---------- Data records ----------
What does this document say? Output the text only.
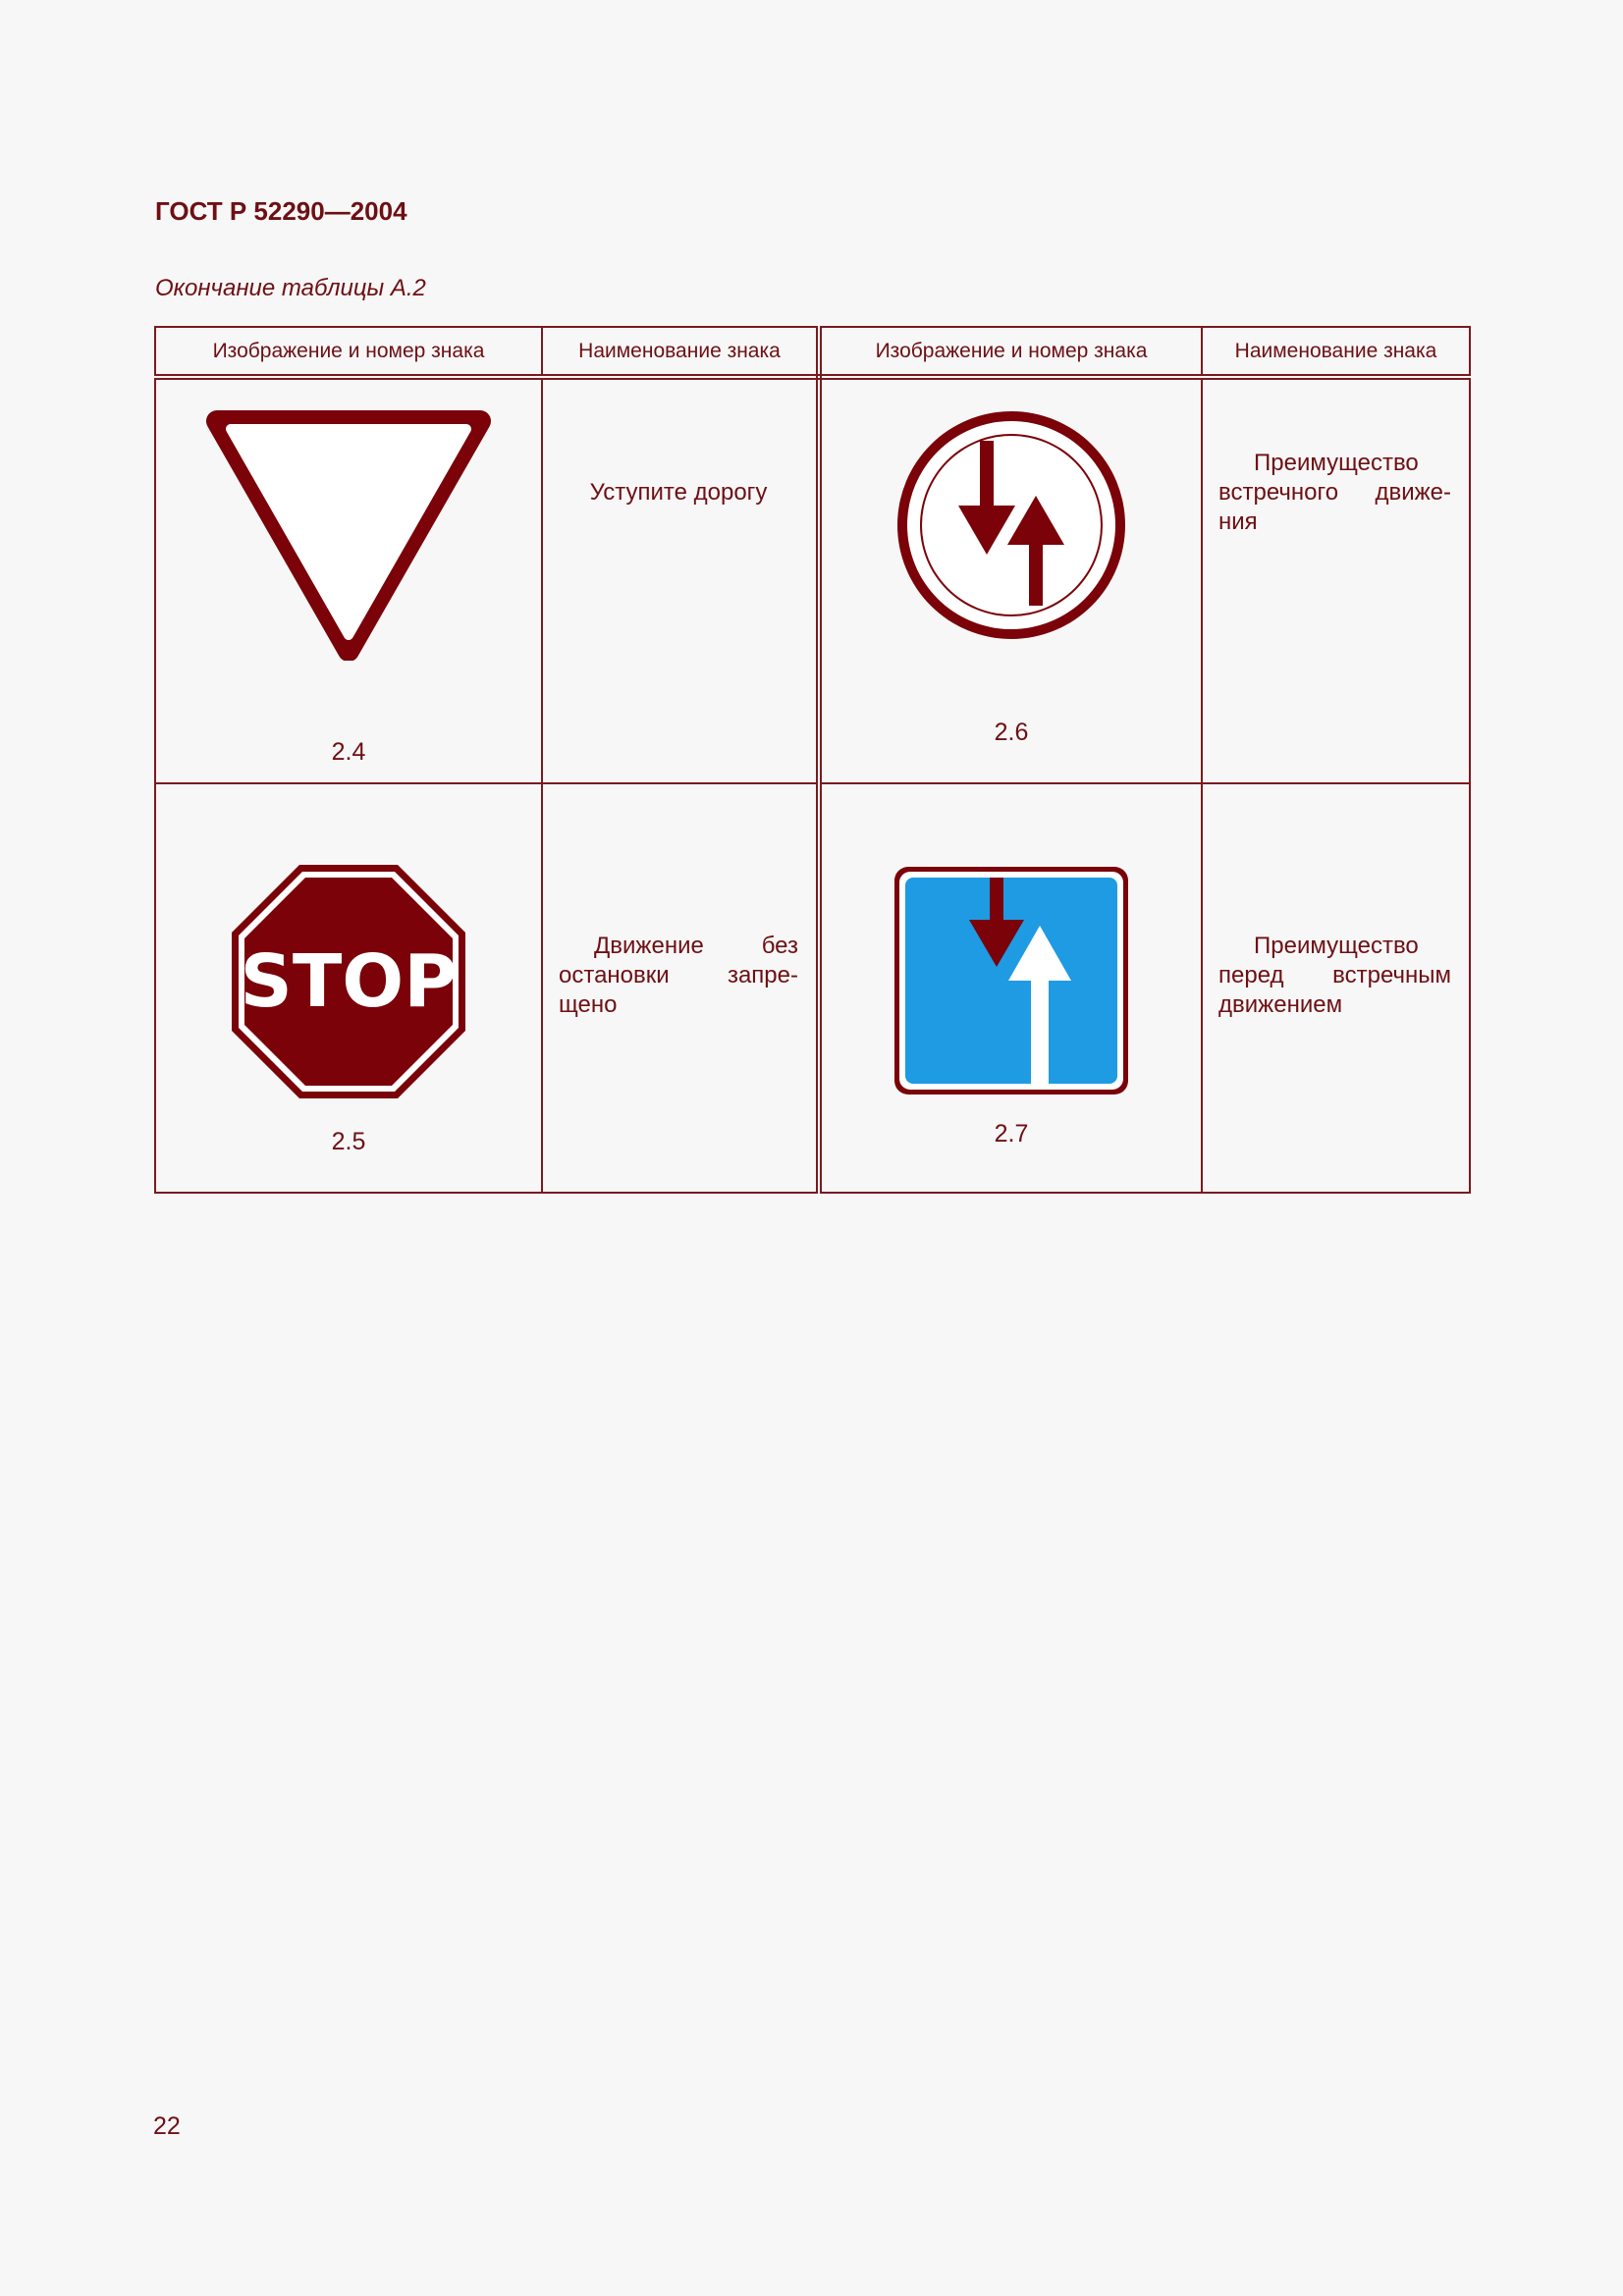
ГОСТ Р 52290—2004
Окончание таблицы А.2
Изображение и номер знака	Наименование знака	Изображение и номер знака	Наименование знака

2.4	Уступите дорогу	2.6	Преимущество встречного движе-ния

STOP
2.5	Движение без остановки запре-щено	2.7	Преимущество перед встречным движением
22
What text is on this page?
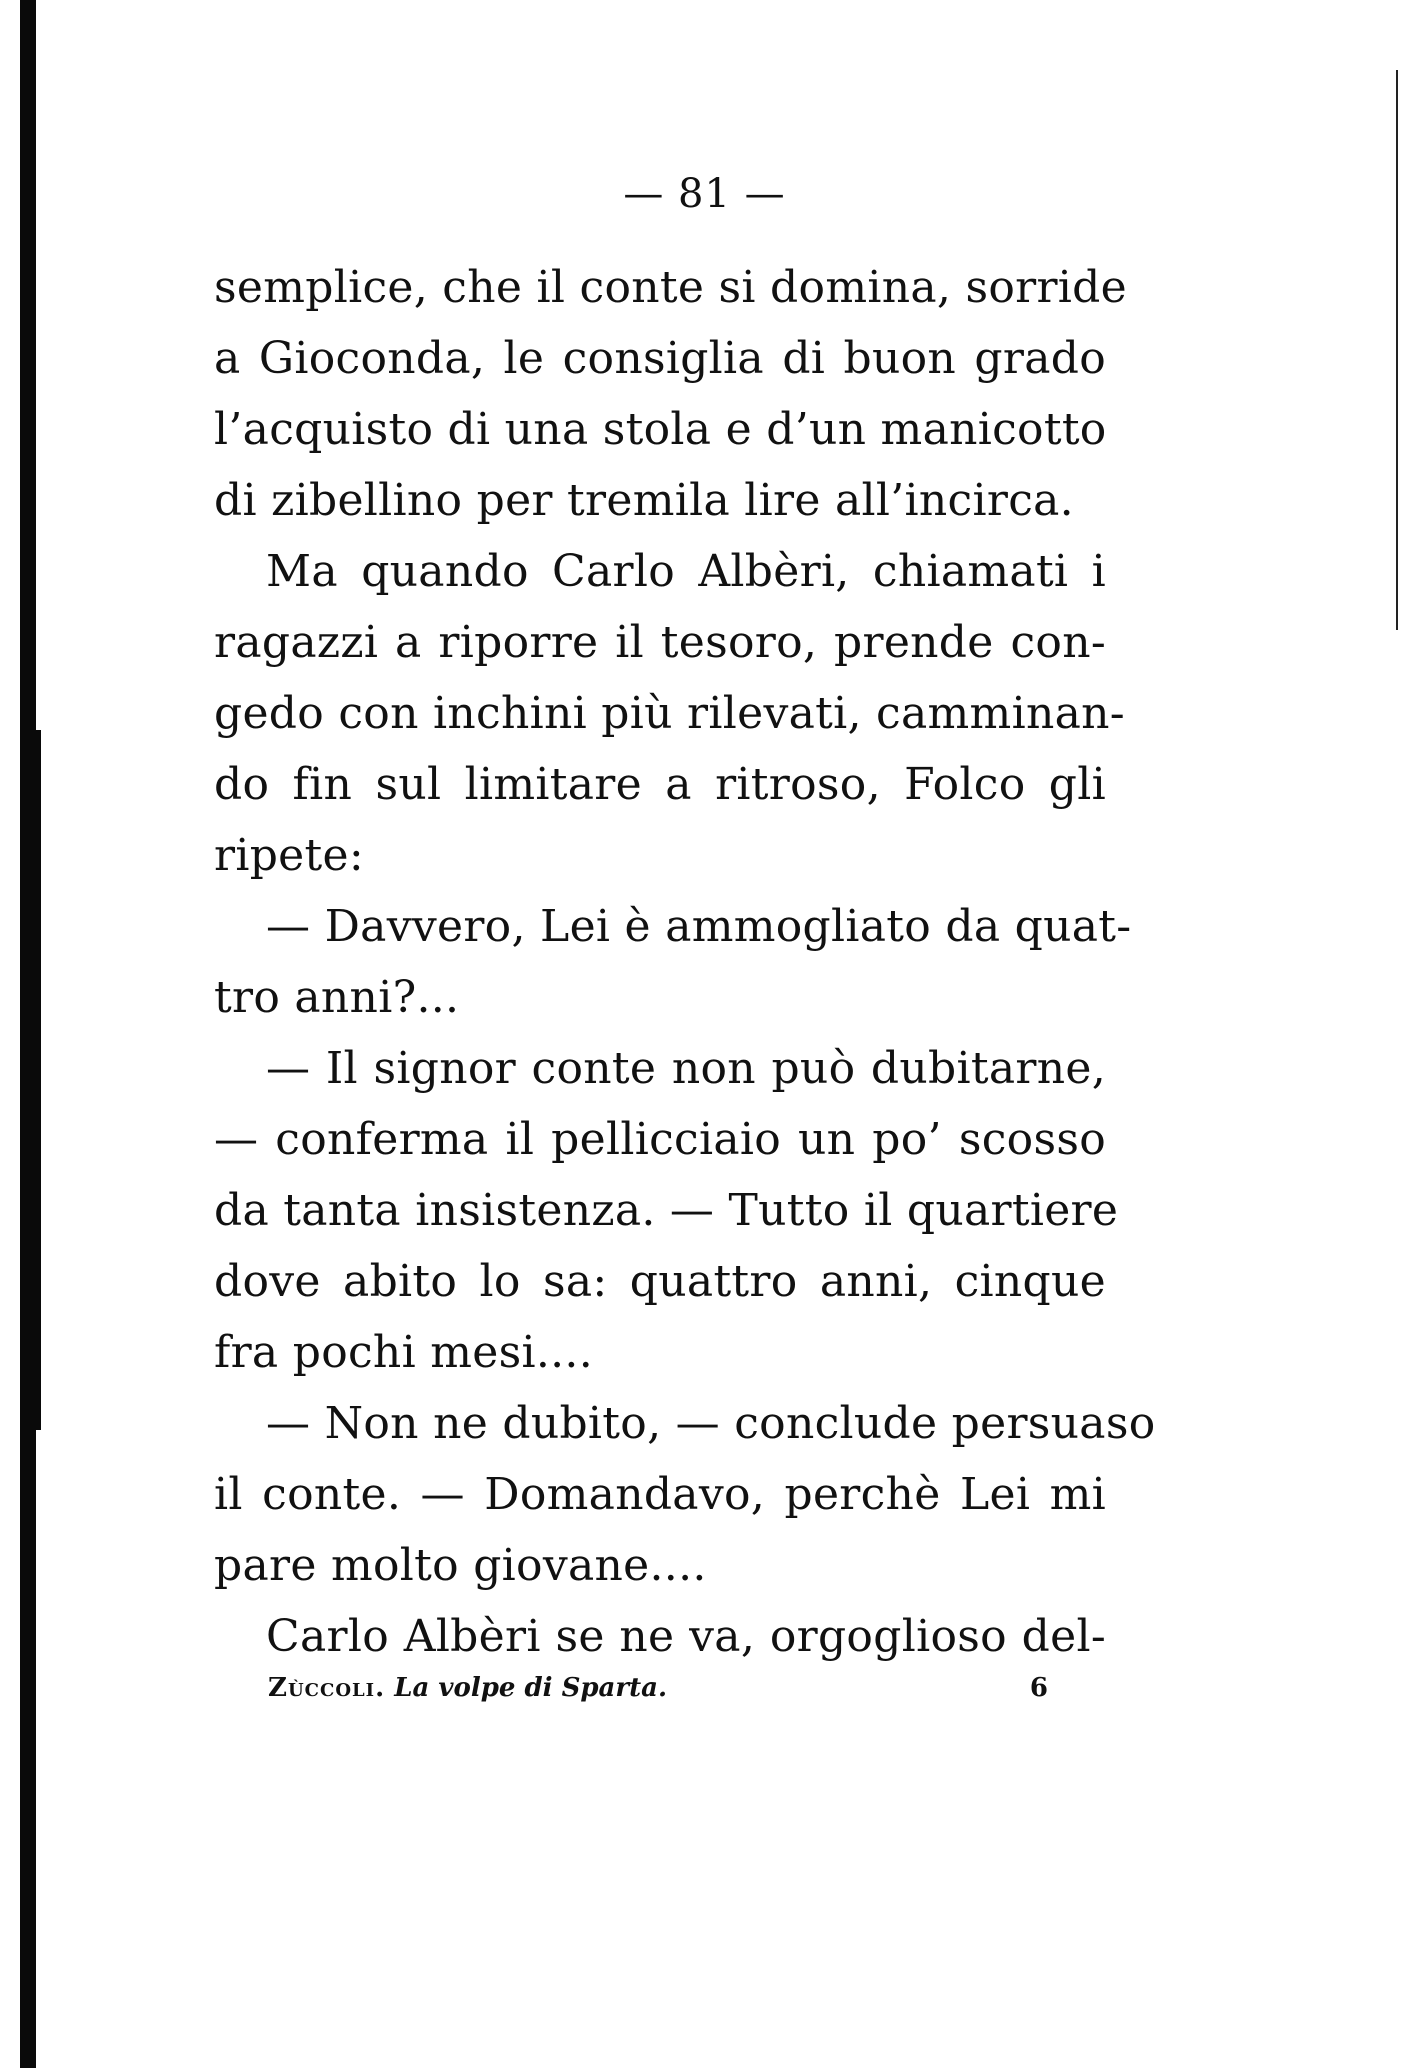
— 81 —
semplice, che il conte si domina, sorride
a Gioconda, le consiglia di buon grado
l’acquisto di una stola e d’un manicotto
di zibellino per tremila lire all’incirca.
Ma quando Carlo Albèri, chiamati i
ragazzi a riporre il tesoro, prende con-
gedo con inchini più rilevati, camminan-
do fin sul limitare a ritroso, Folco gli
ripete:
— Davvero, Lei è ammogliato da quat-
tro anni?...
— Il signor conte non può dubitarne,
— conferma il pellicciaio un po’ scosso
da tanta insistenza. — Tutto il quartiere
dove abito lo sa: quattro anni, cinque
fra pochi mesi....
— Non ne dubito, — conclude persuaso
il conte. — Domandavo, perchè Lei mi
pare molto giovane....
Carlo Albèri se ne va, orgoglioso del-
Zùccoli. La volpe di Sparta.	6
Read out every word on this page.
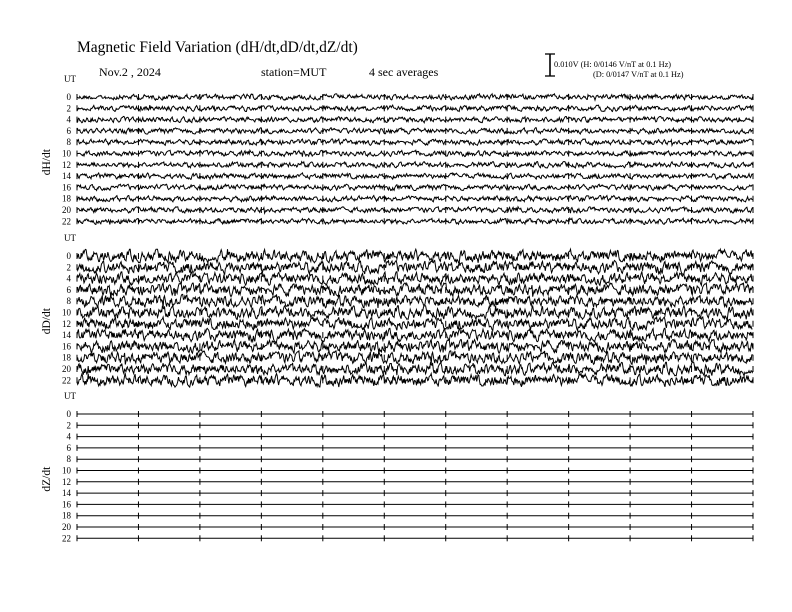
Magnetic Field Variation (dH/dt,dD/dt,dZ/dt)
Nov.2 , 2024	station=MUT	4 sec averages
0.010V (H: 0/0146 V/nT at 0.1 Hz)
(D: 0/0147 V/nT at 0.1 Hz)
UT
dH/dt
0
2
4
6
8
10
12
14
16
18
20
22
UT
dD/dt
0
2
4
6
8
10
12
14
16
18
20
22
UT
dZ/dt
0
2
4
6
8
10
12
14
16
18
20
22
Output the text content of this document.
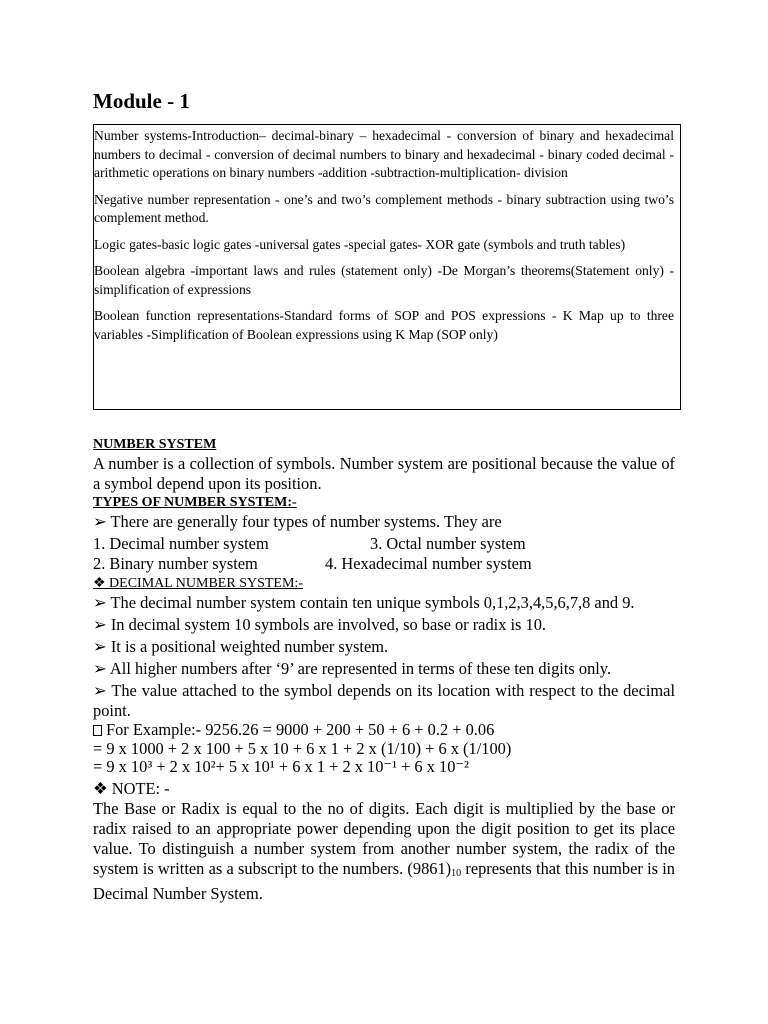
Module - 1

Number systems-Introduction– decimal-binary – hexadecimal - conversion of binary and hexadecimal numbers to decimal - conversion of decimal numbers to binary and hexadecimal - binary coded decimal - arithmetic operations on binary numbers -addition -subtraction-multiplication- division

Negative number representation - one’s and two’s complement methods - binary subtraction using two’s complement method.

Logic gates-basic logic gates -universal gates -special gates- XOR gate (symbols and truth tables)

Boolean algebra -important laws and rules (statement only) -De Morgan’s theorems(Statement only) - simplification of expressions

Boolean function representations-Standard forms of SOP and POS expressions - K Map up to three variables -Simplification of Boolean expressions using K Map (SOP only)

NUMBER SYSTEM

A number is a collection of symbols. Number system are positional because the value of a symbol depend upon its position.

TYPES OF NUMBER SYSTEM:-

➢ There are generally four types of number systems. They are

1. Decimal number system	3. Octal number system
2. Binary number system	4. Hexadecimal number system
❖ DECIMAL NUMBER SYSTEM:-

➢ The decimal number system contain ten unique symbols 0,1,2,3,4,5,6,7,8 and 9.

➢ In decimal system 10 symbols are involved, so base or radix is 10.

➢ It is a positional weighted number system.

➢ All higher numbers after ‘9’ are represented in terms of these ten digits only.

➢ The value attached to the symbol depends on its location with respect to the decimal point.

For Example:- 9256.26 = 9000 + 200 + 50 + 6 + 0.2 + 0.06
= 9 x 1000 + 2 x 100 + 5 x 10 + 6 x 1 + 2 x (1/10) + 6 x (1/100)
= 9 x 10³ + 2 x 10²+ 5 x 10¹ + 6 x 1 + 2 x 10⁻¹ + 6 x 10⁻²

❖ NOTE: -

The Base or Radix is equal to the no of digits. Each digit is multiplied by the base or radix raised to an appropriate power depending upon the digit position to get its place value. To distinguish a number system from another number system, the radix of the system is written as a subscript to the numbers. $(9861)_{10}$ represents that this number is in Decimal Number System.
----------
Look for the word "systems" in every line of the listing and copy the lines that have it.

[Expected answer]
Number systems-Introduction– decimal-binary – hexadecimal - conversion of binary and hexadecimal numbers to decimal - conversion of decimal numbers to binary and hexadecimal - binary coded decimal - arithmetic operations on binary numbers -addition -subtraction-multiplication- division
➢ There are generally four types of number systems. They are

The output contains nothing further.